— Begin Supplied material —
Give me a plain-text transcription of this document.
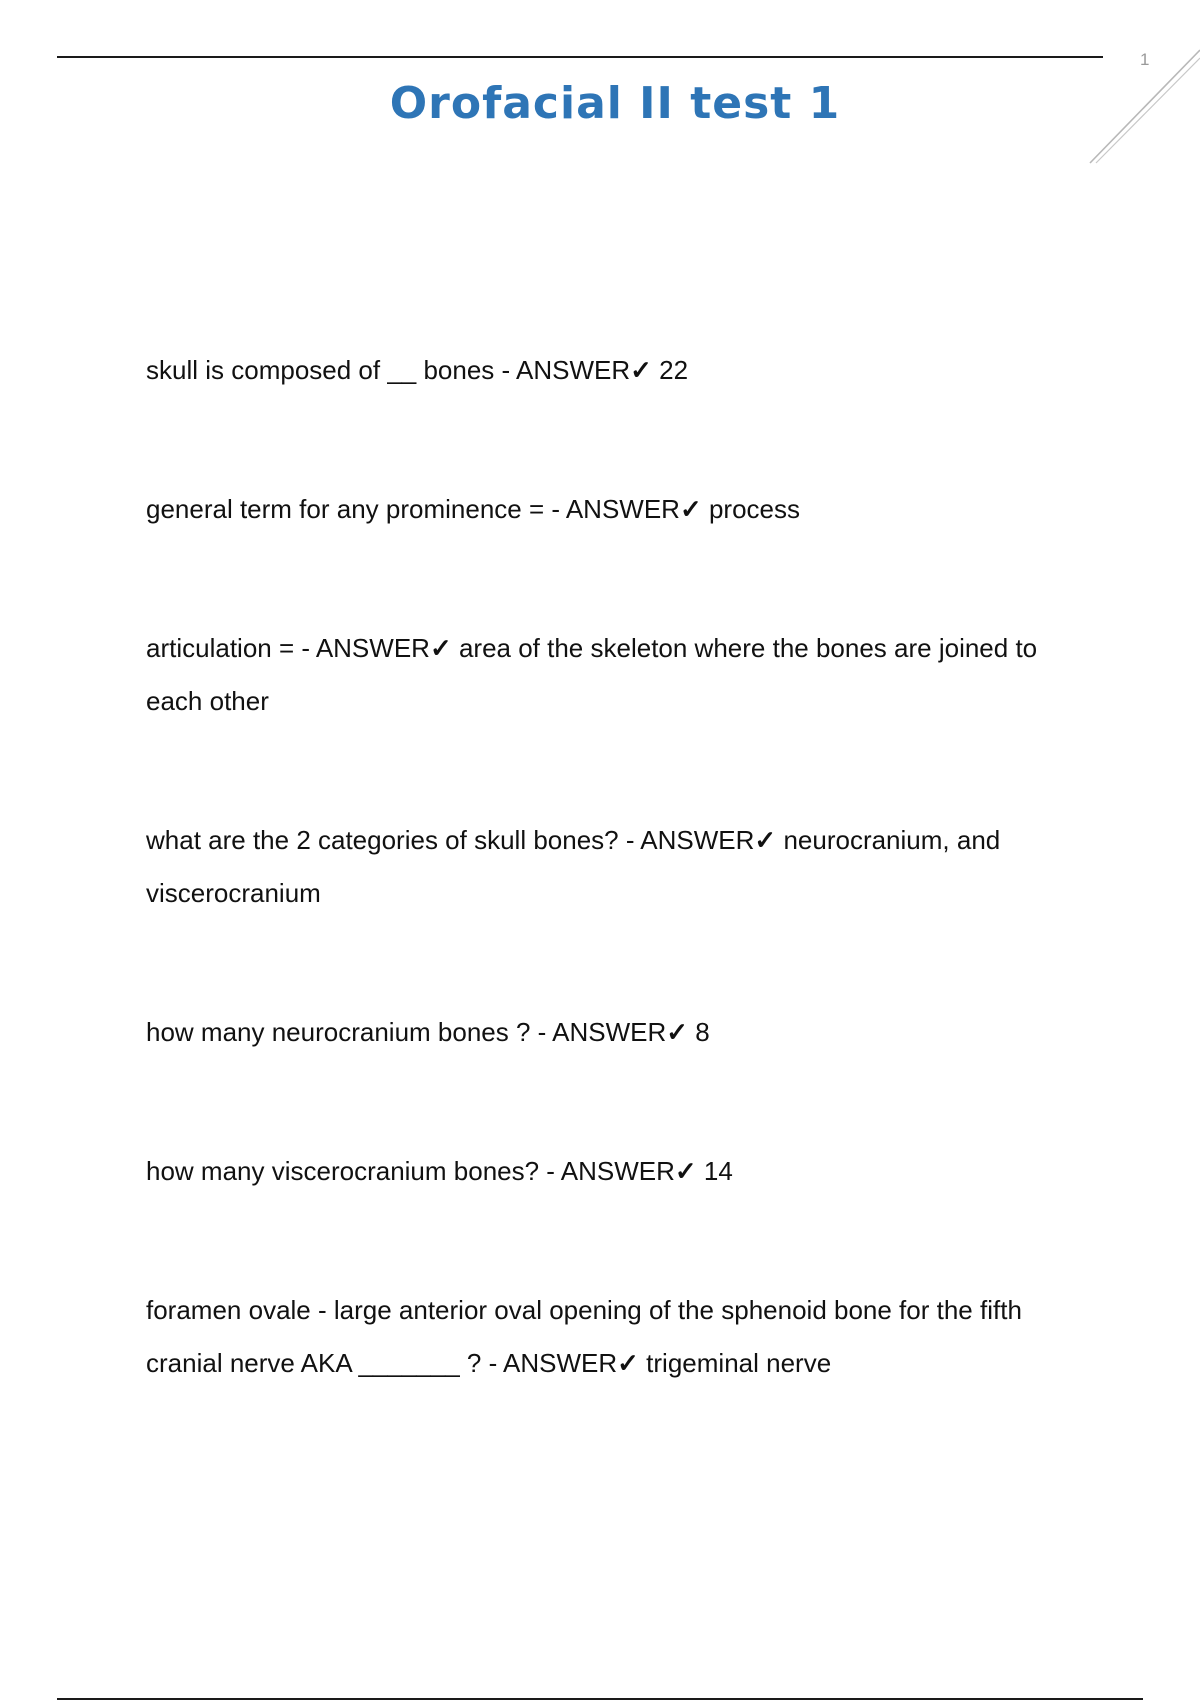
1
Orofacial II test 1
skull is composed of __ bones - ANSWER✓ 22
general term for any prominence = - ANSWER✓ process
articulation = - ANSWER✓ area of the skeleton where the bones are joined to each other
what are the 2 categories of skull bones? - ANSWER✓ neurocranium, and viscerocranium
how many neurocranium bones ? - ANSWER✓ 8
how many viscerocranium bones? - ANSWER✓ 14
foramen ovale - large anterior oval opening of the sphenoid bone for the fifth cranial nerve AKA _______ ? - ANSWER✓ trigeminal nerve
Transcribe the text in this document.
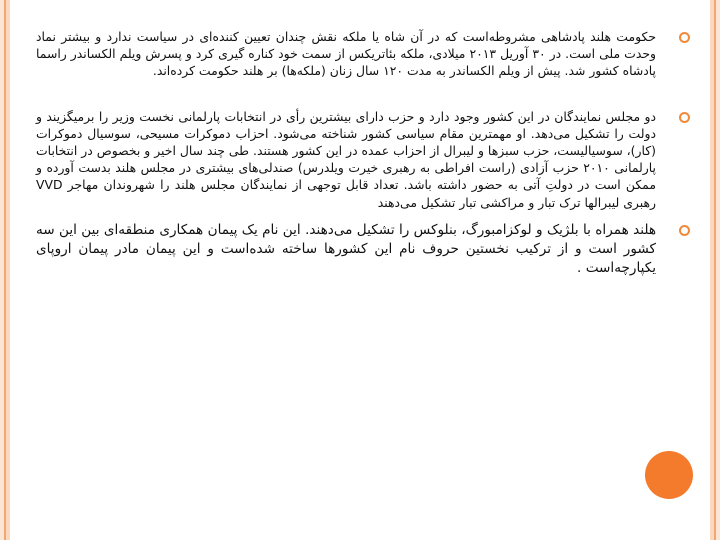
حکومت هلند پادشاهی مشروطه‌است که در آن شاه یا ملکه نقش چندان تعیین کننده‌ای در سیاست ندارد و بیشتر نماد وحدت ملی است. در ۳۰ آوریل ۲۰۱۳ میلادی، ملکه بئاتریکس از سمت خود کناره گیری کرد و پسرش ویلم الکساندر راسما پادشاه کشور شد. پیش از ویلم الکساندر به مدت ۱۲۰ سال زنان (ملکه‌ها) بر هلند حکومت کرده‌اند.
دو مجلس نمایندگان در این کشور وجود دارد و حزب دارای بیشترین رأی در انتخابات پارلمانی نخست وزیر را برمیگزیند و دولت را تشکیل می‌دهد. او مهمترین مقام سیاسی کشور شناخته می‌شود. احزاب دموکرات مسیحی، سوسیال دموکرات (کار)، سوسیالیست، حزب سبزها و لیبرال از احزاب عمده در این کشور هستند. طی چند سال اخیر و بخصوص در انتخابات پارلمانی ۲۰۱۰ حزب آزادی (راست افراطی به رهبری خیرت ویلدرس) صندلی‌های بیشتری در مجلس هلند بدست آورده و ممکن است در دولتِ آتی به حضور داشته باشد. تعداد قابل توجهی از نمایندگان مجلس هلند را شهروندان مهاجر VVD رهبری لیبرالها ترک تبار و مراکشی تبار تشکیل می‌دهند
هلند همراه با بلژیک و لوکزامبورگ، بنلوکس را تشکیل می‌دهند. این نام یک پیمان همکاری منطقه‌ای بین این سه کشور است و از ترکیب نخستین حروف نام این کشورها ساخته شده‌است و این پیمان مادر پیمان اروپای یکپارچه‌است .
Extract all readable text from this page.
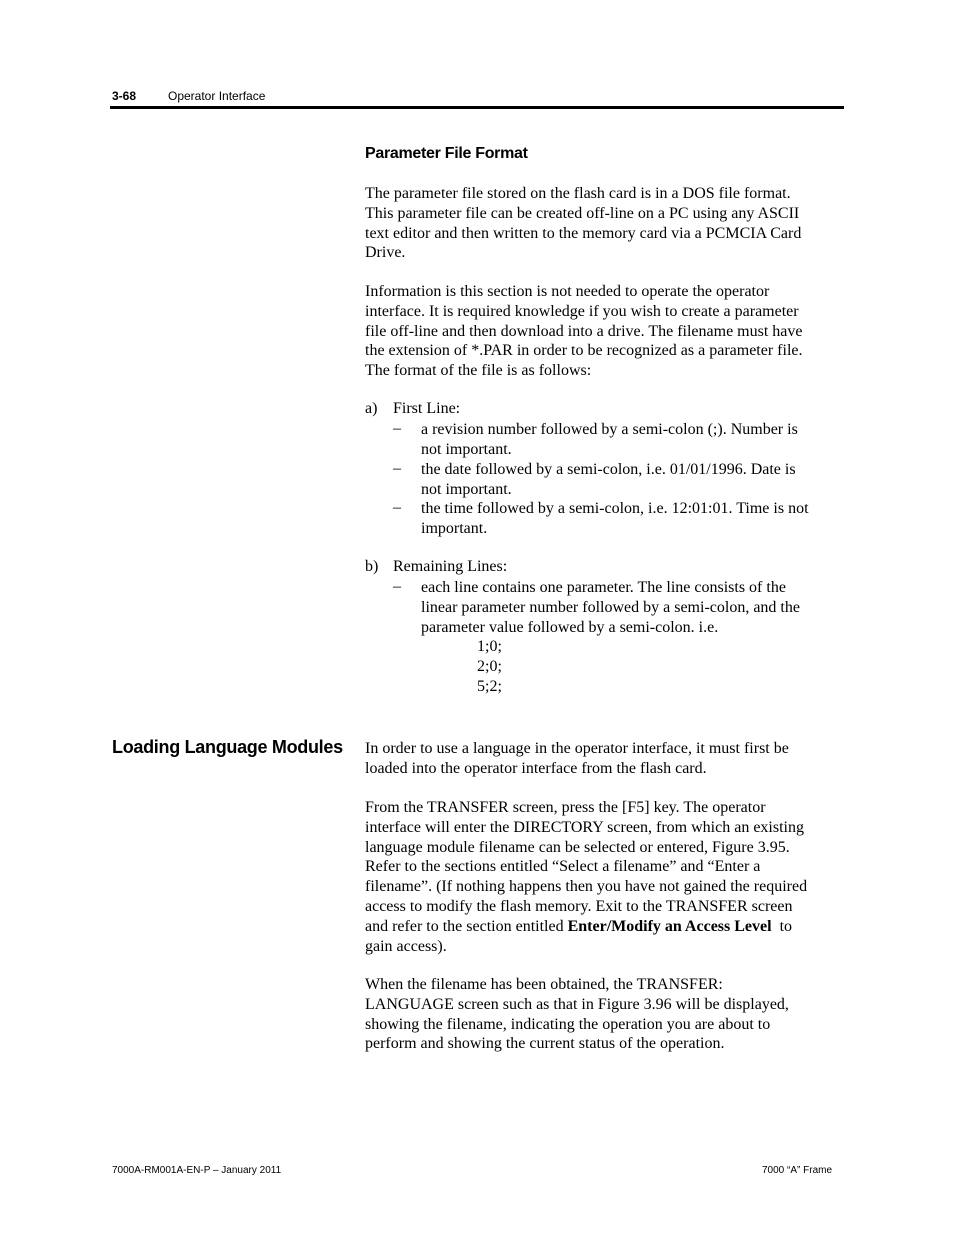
3-68	Operator Interface
Parameter File Format
The parameter file stored on the flash card is in a DOS file format.
This parameter file can be created off-line on a PC using any ASCII
text editor and then written to the memory card via a PCMCIA Card
Drive.
Information is this section is not needed to operate the operator
interface. It is required knowledge if you wish to create a parameter
file off-line and then download into a drive. The filename must have
the extension of *.PAR in order to be recognized as a parameter file.
The format of the file is as follows:
a) First Line:
– a revision number followed by a semi-colon (;). Number is
not important.
– the date followed by a semi-colon, i.e. 01/01/1996. Date is
not important.
– the time followed by a semi-colon, i.e. 12:01:01. Time is not
important.
b) Remaining Lines:
– each line contains one parameter. The line consists of the
linear parameter number followed by a semi-colon, and the
parameter value followed by a semi-colon. i.e.
1;0;
2;0;
5;2;
Loading Language Modules In order to use a language in the operator interface, it must first be
loaded into the operator interface from the flash card.
From the TRANSFER screen, press the [F5] key. The operator
interface will enter the DIRECTORY screen, from which an existing
language module filename can be selected or entered, Figure 3.95.
Refer to the sections entitled “Select a filename” and “Enter a
filename”. (If nothing happens then you have not gained the required
access to modify the flash memory. Exit to the TRANSFER screen
and refer to the section entitled Enter/Modify an Access Level  to
gain access).
When the filename has been obtained, the TRANSFER:
LANGUAGE screen such as that in Figure 3.96 will be displayed,
showing the filename, indicating the operation you are about to
perform and showing the current status of the operation.
7000A-RM001A-EN-P – January 2011	7000 “A” Frame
— End Supplied material —
* To be done: Strip out the pictures and quote the remaining data word for word.

* Solved exercise:
Give me a plain-text transcription of this document.
1
Orofacial II test 1
skull is composed of __ bones - ANSWER✓ 22
general term for any prominence = - ANSWER✓ process
articulation = - ANSWER✓ area of the skeleton where the bones are joined to each other
what are the 2 categories of skull bones? - ANSWER✓ neurocranium, and viscerocranium
how many neurocranium bones ? - ANSWER✓ 8
how many viscerocranium bones? - ANSWER✓ 14
foramen ovale - large anterior oval opening of the sphenoid bone for the fifth cranial nerve AKA _______ ? - ANSWER✓ trigeminal nerve
Transcribe the text in this document.
حکومت هلند پادشاهی مشروطه‌است که در آن شاه یا ملکه نقش چندان تعیین کننده‌ای در سیاست ندارد و بیشتر نماد وحدت ملی است. در ۳۰ آوریل ۲۰۱۳ میلادی، ملکه بئاتریکس از سمت خود کناره گیری کرد و پسرش ویلم الکساندر راسما پادشاه کشور شد. پیش از ویلم الکساندر به مدت ۱۲۰ سال زنان (ملکه‌ها) بر هلند حکومت کرده‌اند.
دو مجلس نمایندگان در این کشور وجود دارد و حزب دارای بیشترین رأی در انتخابات پارلمانی نخست وزیر را برمیگزیند و دولت را تشکیل می‌دهد. او مهمترین مقام سیاسی کشور شناخته می‌شود. احزاب دموکرات مسیحی، سوسیال دموکرات (کار)، سوسیالیست، حزب سبزها و لیبرال از احزاب عمده در این کشور هستند. طی چند سال اخیر و بخصوص در انتخابات پارلمانی ۲۰۱۰ حزب آزادی (راست افراطی به رهبری خیرت ویلدرس) صندلی‌های بیشتری در مجلس هلند بدست آورده و ممکن است در دولتِ آتی به حضور داشته باشد. تعداد قابل توجهی از نمایندگان مجلس هلند را شهروندان مهاجر VVD رهبری لیبرالها ترک تبار و مراکشی تبار تشکیل می‌دهند
هلند همراه با بلژیک و لوکزامبورگ، بنلوکس را تشکیل می‌دهند. این نام یک پیمان همکاری منطقه‌ای بین این سه کشور است و از ترکیب نخستین حروف نام این کشورها ساخته شده‌است و این پیمان مادر پیمان اروپای یکپارچه‌است .
Extract all readable text from this page.
3-68	Operator Interface
Parameter File Format
The parameter file stored on the flash card is in a DOS file format.
This parameter file can be created off-line on a PC using any ASCII
text editor and then written to the memory card via a PCMCIA Card
Drive.
Information is this section is not needed to operate the operator
interface. It is required knowledge if you wish to create a parameter
file off-line and then download into a drive. The filename must have
the extension of *.PAR in order to be recognized as a parameter file.
The format of the file is as follows:
a) First Line:
– a revision number followed by a semi-colon (;). Number is
not important.
– the date followed by a semi-colon, i.e. 01/01/1996. Date is
not important.
– the time followed by a semi-colon, i.e. 12:01:01. Time is not
important.
b) Remaining Lines:
– each line contains one parameter. The line consists of the
linear parameter number followed by a semi-colon, and the
parameter value followed by a semi-colon. i.e.
1;0;
2;0;
5;2;
Loading Language Modules In order to use a language in the operator interface, it must first be
loaded into the operator interface from the flash card.
From the TRANSFER screen, press the [F5] key. The operator
interface will enter the DIRECTORY screen, from which an existing
language module filename can be selected or entered, Figure 3.95.
Refer to the sections entitled “Select a filename” and “Enter a
filename”. (If nothing happens then you have not gained the required
access to modify the flash memory. Exit to the TRANSFER screen
and refer to the section entitled Enter/Modify an Access Level  to
gain access).
When the filename has been obtained, the TRANSFER:
LANGUAGE screen such as that in Figure 3.96 will be displayed,
showing the filename, indicating the operation you are about to
perform and showing the current status of the operation.
7000A-RM001A-EN-P – January 2011	7000 “A” Frame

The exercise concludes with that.